What is expected :: Transcribe all of the material exactly, except for its pictures.

Provided data ::
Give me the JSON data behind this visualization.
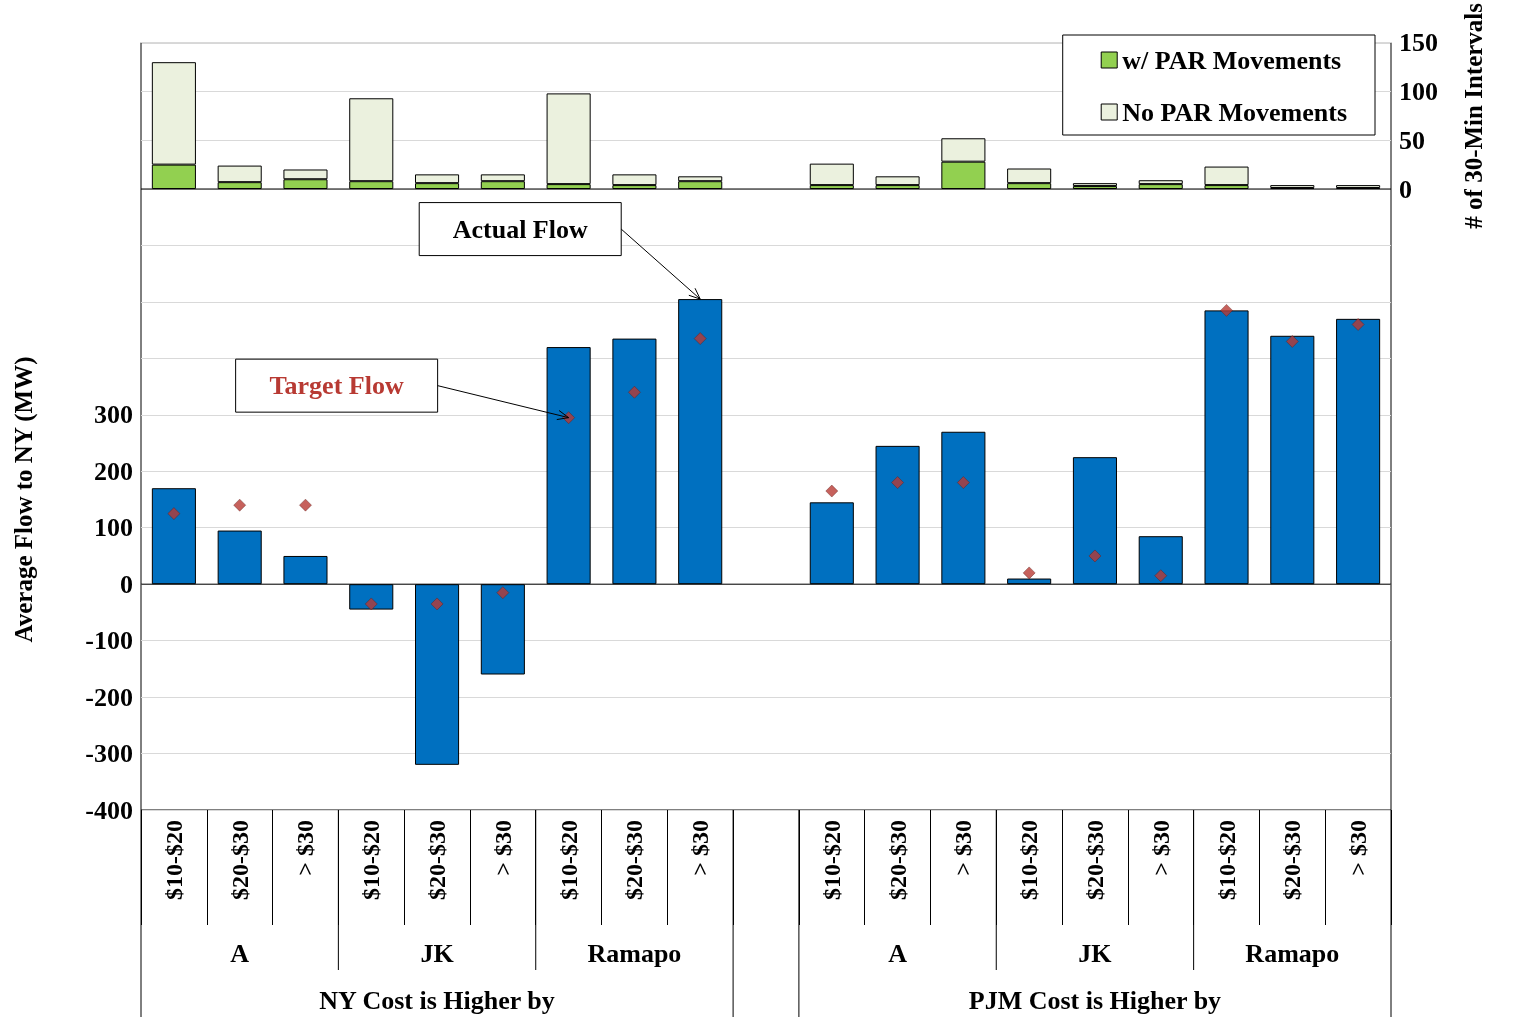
{
  "chart_data": [
    {
      "type": "bar",
      "stacked": true,
      "y2label": "# of 30-Min Intervals",
      "y2lim": [
        0,
        150
      ],
      "y2ticks": [
        0,
        50,
        100,
        150
      ],
      "grid": "y",
      "legend": "top right",
      "tick_labels": "y",
      "categories": [
        null,
        null,
        null,
        null,
        null,
        null,
        null,
        null,
        null,
        null,
        null,
        null,
        null,
        null,
        null,
        null,
        null,
        null,
        null
      ],
      "series": [
        {
          "name": "w/ PAR Movements",
          "color": "#92d050",
          "axis": "y2",
          "values": [
            25,
            7,
            10,
            8,
            6,
            8,
            5,
            4,
            8,
            null,
            4,
            4,
            28,
            6,
            3,
            5,
            4,
            1,
            1
          ]
        },
        {
          "name": "No PAR Movements",
          "color": "#ebf1de",
          "axis": "y2",
          "values": [
            105,
            17,
            10,
            85,
            9,
            7,
            93,
            11,
            5,
            null,
            22,
            9,
            24,
            15,
            3,
            4,
            19,
            3,
            3
          ]
        }
      ]
    },
    {
      "type": "bar",
      "ylabel": "Average Flow to NY (MW)",
      "ylim": [
        -400,
        700
      ],
      "yticks": [
        -400,
        -300,
        -200,
        -100,
        0,
        100,
        200,
        300,
        {
          "value": 400,
          "label": null
        },
        {
          "value": 500,
          "label": null
        },
        {
          "value": 600,
          "label": null
        }
      ],
      "grid": "y",
      "legend": false,
      "categories": [
        "$10-$20",
        "$20-$30",
        "> $30",
        "$10-$20",
        "$20-$30",
        "> $30",
        "$10-$20",
        "$20-$30",
        "> $30",
        null,
        "$10-$20",
        "$20-$30",
        "> $30",
        "$10-$20",
        "$20-$30",
        "> $30",
        "$10-$20",
        "$20-$30",
        "> $30"
      ],
      "series": [
        {
          "name": "Actual Flow",
          "type": "bar",
          "color": "#0070c0",
          "values": [
            170,
            95,
            50,
            -45,
            -320,
            -160,
            420,
            435,
            505,
            null,
            145,
            245,
            270,
            10,
            225,
            85,
            485,
            440,
            470
          ]
        },
        {
          "name": "Target Flow",
          "type": "scatter",
          "marker": "diamond",
          "color": "#b83a33",
          "values": [
            125,
            140,
            140,
            -35,
            -35,
            -15,
            295,
            340,
            435,
            null,
            165,
            180,
            180,
            20,
            50,
            15,
            485,
            430,
            460
          ]
        }
      ],
      "annotations": [
        "A",
        "JK",
        "Ramapo",
        "A",
        "JK",
        "Ramapo",
        "NY Cost is Higher by",
        "PJM Cost is Higher by"
      ]
    }
  ]
}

Reply ::
Give me the JSON data behind this visualization.
{
  "chart_data": [
    {
      "type": "bar",
      "stacked": true,
      "y2label": "# of 30-Min Intervals",
      "y2lim": [
        0,
        150
      ],
      "y2ticks": [
        0,
        50,
        100,
        150
      ],
      "grid": "y",
      "legend": "top right",
      "tick_labels": "y",
      "categories": [
        null,
        null,
        null,
        null,
        null,
        null,
        null,
        null,
        null,
        null,
        null,
        null,
        null,
        null,
        null,
        null,
        null,
        null,
        null
      ],
      "series": [
        {
          "name": "w/ PAR Movements",
          "color": "#92d050",
          "axis": "y2",
          "values": [
            25,
            7,
            10,
            8,
            6,
            8,
            5,
            4,
            8,
            null,
            4,
            4,
            28,
            6,
            3,
            5,
            4,
            1,
            1
          ]
        },
        {
          "name": "No PAR Movements",
          "color": "#ebf1de",
          "axis": "y2",
          "values": [
            105,
            17,
            10,
            85,
            9,
            7,
            93,
            11,
            5,
            null,
            22,
            9,
            24,
            15,
            3,
            4,
            19,
            3,
            3
          ]
        }
      ]
    },
    {
      "type": "bar",
      "ylabel": "Average Flow to NY (MW)",
      "ylim": [
        -400,
        700
      ],
      "yticks": [
        -400,
        -300,
        -200,
        -100,
        0,
        100,
        200,
        300,
        {
          "value": 400,
          "label": null
        },
        {
          "value": 500,
          "label": null
        },
        {
          "value": 600,
          "label": null
        }
      ],
      "grid": "y",
      "legend": false,
      "categories": [
        "$10-$20",
        "$20-$30",
        "> $30",
        "$10-$20",
        "$20-$30",
        "> $30",
        "$10-$20",
        "$20-$30",
        "> $30",
        null,
        "$10-$20",
        "$20-$30",
        "> $30",
        "$10-$20",
        "$20-$30",
        "> $30",
        "$10-$20",
        "$20-$30",
        "> $30"
      ],
      "series": [
        {
          "name": "Actual Flow",
          "type": "bar",
          "color": "#0070c0",
          "values": [
            170,
            95,
            50,
            -45,
            -320,
            -160,
            420,
            435,
            505,
            null,
            145,
            245,
            270,
            10,
            225,
            85,
            485,
            440,
            470
          ]
        },
        {
          "name": "Target Flow",
          "type": "scatter",
          "marker": "diamond",
          "color": "#b83a33",
          "values": [
            125,
            140,
            140,
            -35,
            -35,
            -15,
            295,
            340,
            435,
            null,
            165,
            180,
            180,
            20,
            50,
            15,
            485,
            430,
            460
          ]
        }
      ],
      "annotations": [
        "A",
        "JK",
        "Ramapo",
        "A",
        "JK",
        "Ramapo",
        "NY Cost is Higher by",
        "PJM Cost is Higher by"
      ]
    }
  ]
}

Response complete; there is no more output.